Stored data:
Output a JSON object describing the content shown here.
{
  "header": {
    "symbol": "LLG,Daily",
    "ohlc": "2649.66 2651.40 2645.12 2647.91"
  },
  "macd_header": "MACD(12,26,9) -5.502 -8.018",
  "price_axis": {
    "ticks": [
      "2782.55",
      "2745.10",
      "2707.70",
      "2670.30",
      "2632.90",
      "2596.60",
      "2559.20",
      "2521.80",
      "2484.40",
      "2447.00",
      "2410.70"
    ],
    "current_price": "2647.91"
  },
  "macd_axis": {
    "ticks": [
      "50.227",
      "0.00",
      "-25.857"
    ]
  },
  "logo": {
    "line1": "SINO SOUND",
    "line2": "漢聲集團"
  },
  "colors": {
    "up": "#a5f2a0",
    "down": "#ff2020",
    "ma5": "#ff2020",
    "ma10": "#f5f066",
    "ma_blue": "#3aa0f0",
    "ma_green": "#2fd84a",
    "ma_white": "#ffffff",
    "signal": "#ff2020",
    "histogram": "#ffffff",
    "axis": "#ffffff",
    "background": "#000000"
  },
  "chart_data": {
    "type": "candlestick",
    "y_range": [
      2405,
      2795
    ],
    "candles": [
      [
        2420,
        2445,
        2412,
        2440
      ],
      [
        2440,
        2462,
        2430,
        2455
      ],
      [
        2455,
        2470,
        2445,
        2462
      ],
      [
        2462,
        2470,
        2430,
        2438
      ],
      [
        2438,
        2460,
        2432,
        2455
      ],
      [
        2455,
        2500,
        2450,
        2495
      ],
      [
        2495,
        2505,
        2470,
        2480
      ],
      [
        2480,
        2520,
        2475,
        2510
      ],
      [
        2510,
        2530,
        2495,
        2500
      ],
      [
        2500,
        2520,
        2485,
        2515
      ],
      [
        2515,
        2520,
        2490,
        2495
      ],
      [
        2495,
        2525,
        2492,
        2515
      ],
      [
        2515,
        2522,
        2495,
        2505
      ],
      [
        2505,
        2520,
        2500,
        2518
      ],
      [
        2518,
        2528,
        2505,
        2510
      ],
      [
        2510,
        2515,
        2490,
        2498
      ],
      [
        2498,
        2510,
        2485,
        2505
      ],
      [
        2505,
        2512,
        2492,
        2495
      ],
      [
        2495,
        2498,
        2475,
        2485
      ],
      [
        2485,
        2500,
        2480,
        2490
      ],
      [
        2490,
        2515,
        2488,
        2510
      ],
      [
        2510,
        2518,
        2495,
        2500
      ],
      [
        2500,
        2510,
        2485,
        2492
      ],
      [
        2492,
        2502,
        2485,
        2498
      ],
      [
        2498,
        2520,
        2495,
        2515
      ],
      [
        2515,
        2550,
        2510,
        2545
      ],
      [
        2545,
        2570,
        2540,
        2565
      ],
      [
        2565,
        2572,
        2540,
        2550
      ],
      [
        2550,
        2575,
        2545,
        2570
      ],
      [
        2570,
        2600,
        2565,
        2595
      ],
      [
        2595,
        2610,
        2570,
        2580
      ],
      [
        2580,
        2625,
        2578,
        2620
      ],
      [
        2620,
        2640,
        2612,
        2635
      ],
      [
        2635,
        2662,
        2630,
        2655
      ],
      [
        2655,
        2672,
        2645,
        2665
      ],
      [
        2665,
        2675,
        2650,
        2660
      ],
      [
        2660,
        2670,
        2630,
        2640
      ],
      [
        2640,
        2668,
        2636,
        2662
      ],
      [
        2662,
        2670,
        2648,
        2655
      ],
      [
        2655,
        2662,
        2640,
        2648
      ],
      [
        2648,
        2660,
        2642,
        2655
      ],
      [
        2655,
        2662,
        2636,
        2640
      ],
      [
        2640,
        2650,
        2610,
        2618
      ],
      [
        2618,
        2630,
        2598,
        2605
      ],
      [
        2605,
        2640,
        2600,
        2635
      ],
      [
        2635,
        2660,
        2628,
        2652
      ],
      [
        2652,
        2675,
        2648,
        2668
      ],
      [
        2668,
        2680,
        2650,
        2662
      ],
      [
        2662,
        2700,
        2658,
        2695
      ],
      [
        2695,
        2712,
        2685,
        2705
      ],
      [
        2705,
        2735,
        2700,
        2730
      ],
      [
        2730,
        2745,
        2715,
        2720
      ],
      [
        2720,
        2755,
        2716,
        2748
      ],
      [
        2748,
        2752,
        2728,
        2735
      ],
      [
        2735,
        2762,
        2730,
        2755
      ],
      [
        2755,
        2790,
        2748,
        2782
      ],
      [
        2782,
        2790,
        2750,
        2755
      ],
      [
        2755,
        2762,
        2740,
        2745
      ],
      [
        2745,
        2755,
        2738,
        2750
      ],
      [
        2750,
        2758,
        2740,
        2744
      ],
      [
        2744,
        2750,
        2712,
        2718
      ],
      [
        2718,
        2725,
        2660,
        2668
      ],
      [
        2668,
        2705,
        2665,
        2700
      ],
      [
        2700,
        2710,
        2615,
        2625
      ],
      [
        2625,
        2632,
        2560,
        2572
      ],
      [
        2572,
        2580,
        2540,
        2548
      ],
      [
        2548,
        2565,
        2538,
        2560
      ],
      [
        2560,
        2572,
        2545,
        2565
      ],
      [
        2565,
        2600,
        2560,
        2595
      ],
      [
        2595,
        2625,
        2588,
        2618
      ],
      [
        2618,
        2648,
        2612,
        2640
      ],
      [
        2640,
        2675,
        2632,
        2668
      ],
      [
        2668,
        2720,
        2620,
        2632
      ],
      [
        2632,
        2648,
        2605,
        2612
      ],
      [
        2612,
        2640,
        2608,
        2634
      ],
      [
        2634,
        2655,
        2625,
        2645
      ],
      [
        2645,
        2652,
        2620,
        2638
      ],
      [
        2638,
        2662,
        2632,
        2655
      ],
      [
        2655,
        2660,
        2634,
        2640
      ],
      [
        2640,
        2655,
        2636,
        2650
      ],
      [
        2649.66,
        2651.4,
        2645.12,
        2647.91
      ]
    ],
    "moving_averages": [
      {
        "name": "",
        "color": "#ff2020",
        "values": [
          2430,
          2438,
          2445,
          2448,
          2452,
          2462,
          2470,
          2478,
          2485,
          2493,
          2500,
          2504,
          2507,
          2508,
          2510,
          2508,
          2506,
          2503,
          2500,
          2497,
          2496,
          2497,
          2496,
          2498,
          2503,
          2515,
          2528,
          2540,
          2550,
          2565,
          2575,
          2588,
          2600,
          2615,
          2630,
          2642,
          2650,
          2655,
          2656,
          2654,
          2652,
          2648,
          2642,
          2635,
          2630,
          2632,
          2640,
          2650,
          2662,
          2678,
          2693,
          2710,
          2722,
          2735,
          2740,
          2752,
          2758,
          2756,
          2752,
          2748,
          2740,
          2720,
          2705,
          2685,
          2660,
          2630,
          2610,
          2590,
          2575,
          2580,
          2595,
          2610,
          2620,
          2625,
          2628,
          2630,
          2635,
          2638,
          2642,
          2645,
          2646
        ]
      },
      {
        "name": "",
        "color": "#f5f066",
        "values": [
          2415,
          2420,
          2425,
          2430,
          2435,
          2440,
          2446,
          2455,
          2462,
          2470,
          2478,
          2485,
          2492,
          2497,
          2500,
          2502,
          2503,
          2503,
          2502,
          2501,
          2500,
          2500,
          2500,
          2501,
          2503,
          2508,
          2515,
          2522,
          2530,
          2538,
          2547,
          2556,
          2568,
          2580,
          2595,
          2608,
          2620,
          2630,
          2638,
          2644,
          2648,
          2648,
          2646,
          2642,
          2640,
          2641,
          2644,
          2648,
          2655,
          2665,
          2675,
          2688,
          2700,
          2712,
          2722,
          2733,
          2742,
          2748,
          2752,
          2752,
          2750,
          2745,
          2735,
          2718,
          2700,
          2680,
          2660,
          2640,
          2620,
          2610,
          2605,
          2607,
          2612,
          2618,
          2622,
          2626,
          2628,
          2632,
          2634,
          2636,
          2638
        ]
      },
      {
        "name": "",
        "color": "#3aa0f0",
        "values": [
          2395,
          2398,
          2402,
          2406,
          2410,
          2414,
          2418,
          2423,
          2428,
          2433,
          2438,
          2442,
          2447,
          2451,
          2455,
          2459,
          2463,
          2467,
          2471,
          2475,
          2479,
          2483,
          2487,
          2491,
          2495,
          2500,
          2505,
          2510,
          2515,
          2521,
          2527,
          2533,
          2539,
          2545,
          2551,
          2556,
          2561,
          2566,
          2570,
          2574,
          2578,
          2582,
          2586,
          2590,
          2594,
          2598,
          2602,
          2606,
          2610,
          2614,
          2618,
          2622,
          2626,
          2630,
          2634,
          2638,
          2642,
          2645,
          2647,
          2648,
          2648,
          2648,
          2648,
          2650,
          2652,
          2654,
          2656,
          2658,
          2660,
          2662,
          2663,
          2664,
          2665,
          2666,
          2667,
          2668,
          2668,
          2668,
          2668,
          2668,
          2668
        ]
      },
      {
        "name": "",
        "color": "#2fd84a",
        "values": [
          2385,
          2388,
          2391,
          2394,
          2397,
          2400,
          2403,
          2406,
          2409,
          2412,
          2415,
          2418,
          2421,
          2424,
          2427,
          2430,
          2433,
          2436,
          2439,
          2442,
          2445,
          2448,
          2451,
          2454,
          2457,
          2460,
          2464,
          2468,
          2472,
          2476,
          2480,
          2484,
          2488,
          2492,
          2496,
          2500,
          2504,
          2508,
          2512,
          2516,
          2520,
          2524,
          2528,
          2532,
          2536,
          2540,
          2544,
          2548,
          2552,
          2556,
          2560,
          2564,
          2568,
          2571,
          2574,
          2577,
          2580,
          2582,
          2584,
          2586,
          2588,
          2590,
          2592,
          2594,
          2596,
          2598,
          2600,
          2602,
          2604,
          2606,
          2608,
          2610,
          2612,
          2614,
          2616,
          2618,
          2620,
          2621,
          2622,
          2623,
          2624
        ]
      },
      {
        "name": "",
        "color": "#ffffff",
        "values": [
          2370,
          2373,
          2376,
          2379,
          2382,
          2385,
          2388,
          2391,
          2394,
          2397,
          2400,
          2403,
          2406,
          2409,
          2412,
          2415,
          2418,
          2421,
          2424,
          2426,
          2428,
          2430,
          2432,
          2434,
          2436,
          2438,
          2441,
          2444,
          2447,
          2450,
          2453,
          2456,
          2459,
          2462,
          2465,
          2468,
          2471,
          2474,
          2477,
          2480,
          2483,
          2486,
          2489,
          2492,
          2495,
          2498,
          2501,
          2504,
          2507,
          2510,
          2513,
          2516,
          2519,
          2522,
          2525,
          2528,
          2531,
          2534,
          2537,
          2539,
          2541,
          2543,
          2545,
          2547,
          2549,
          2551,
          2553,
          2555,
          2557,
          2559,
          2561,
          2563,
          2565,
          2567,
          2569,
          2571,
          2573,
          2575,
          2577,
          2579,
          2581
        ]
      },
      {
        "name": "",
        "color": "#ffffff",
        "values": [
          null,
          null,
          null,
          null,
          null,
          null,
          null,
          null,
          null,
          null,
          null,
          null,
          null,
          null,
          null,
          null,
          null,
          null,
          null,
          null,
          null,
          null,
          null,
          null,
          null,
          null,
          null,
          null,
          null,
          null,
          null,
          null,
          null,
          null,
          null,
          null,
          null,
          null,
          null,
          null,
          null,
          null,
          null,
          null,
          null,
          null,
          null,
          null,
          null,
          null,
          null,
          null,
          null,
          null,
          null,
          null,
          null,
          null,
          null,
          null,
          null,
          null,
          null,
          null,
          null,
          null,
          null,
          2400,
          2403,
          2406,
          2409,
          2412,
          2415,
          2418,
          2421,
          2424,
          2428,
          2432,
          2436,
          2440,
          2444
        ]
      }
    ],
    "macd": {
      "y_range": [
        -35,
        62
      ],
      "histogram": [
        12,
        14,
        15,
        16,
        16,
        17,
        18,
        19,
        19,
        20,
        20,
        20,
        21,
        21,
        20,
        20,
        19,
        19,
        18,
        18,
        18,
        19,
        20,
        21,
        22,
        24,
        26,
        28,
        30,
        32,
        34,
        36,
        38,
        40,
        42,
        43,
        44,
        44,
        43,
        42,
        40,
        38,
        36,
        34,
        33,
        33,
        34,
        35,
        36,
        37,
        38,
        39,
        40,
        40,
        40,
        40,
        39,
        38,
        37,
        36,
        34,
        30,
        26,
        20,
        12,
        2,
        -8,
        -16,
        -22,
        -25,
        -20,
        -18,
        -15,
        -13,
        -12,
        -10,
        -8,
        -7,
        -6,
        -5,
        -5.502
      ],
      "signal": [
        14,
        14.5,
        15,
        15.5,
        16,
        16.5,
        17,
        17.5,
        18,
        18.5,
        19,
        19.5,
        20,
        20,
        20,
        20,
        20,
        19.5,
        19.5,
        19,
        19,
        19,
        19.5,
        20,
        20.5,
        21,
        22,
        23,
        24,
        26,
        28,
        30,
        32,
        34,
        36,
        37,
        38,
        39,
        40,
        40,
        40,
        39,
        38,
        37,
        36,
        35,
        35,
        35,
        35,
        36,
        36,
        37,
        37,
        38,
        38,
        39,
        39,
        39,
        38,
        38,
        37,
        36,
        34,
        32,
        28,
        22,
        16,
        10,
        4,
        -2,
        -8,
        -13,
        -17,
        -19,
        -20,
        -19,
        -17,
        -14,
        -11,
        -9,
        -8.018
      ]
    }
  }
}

JOB:
Work out how many lines above have the string "ffffff" in them, and give only the number.

PROBLEM SOLUTION:
5